## Begin

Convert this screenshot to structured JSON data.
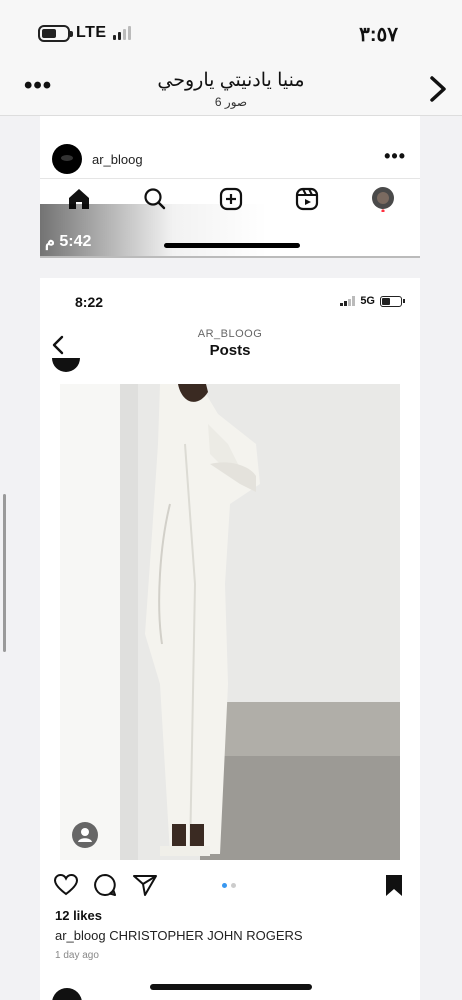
{
  "status_bar": {
    "network": "LTE",
    "time": "٣:٥٧"
  },
  "nav": {
    "more": "•••",
    "title": "منيا يادنيتي ياروحي",
    "subtitle": "6 صور"
  },
  "photo1": {
    "username": "ar_bloog",
    "more": "•••",
    "timestamp": "5:42 م"
  },
  "photo2": {
    "time": "8:22",
    "network": "5G",
    "profile": "AR_BLOOG",
    "page_title": "Posts",
    "likes": "12 likes",
    "caption_user": "ar_bloog",
    "caption_text": "CHRISTOPHER JOHN ROGERS",
    "posted": "1 day ago"
  },
  "colors": {
    "accent": "#3897f0",
    "background": "#f2f2f4"
  }
}
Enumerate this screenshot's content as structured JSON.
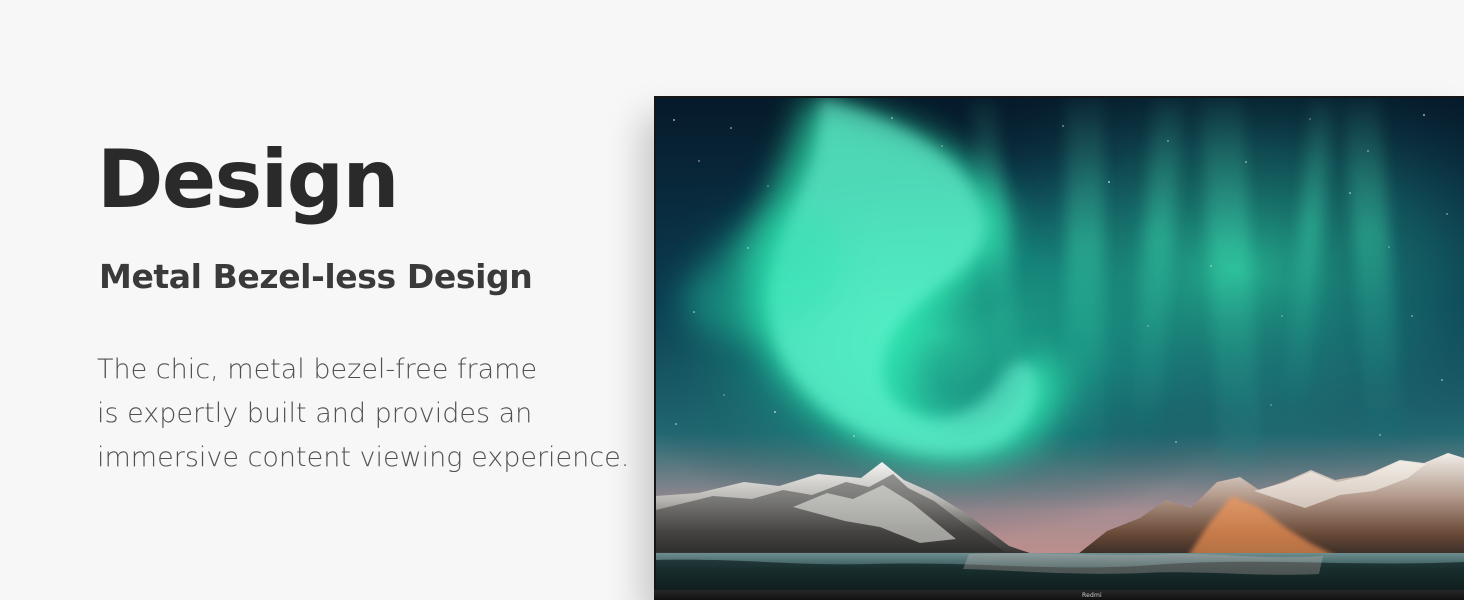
{
  "content": {
    "headline": "Design",
    "subheadline": "Metal Bezel-less Design",
    "description_lines": [
      "The chic, metal bezel-free frame",
      "is expertly built and provides an",
      "immersive content viewing experience."
    ]
  },
  "tv": {
    "brand_label": "Redmi",
    "screen_image": "aurora-over-snowy-mountains"
  },
  "colors": {
    "background": "#f7f7f7",
    "headline": "#2a2a2a",
    "body_text": "#505050",
    "aurora": "#31e9b1",
    "sky": "#05111d"
  }
}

## End

In the listing above, locate each line with "this" and copy it.

Convert this screenshot to structured JSON data.
Enumerate this screenshot's content as structured JSON.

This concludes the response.